▸ **Goal**:
Wherever "údajov" appears in a line, copy that line.
# # # # #
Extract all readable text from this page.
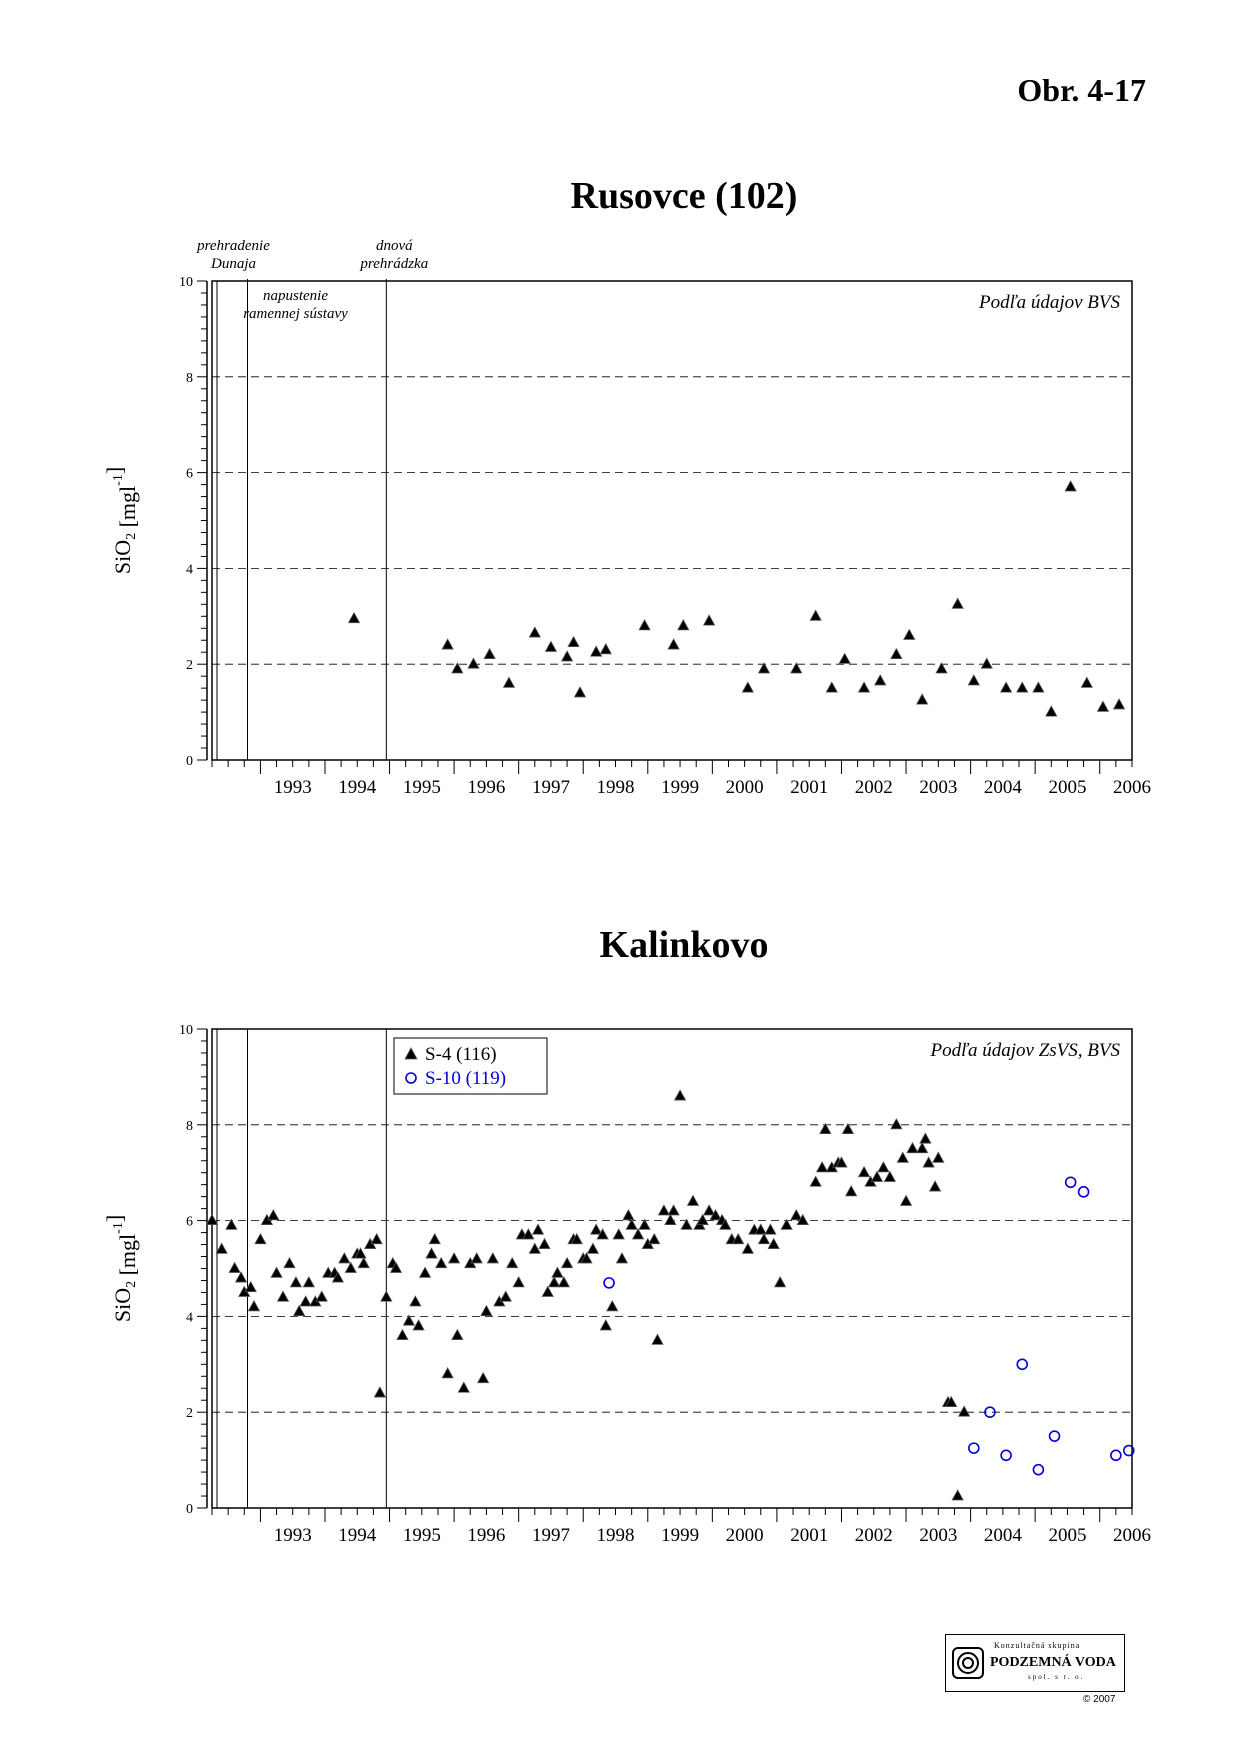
Obr. 4-17
Rusovce (102)
0
2
4
6
8
10
1993 1994 1995 1996 1997 1998 1999 2000 2001 2002 2003 2004 2005 2006
SiO$_2$ [mgl$^{-1}$]
prehradenie
Dunaja
napustenie
ramennej sústavy
dnová
prehrádzka
Podľa údajov BVS
Kalinkovo
0
2
4
6
8
10
1993 1994 1995 1996 1997 1998 1999 2000 2001 2002 2003 2004 2005 2006
SiO$_2$ [mgl$^{-1}$]
Podľa údajov ZsVS, BVS
S-4 (116)
S-10 (119)
Konzultačná skupina
PODZEMNÁ VODA
spol. s r. o.
© 2007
# # # # #
▸ **Task solution**:
Podľa údajov BVS
Podľa údajov ZsVS, BVS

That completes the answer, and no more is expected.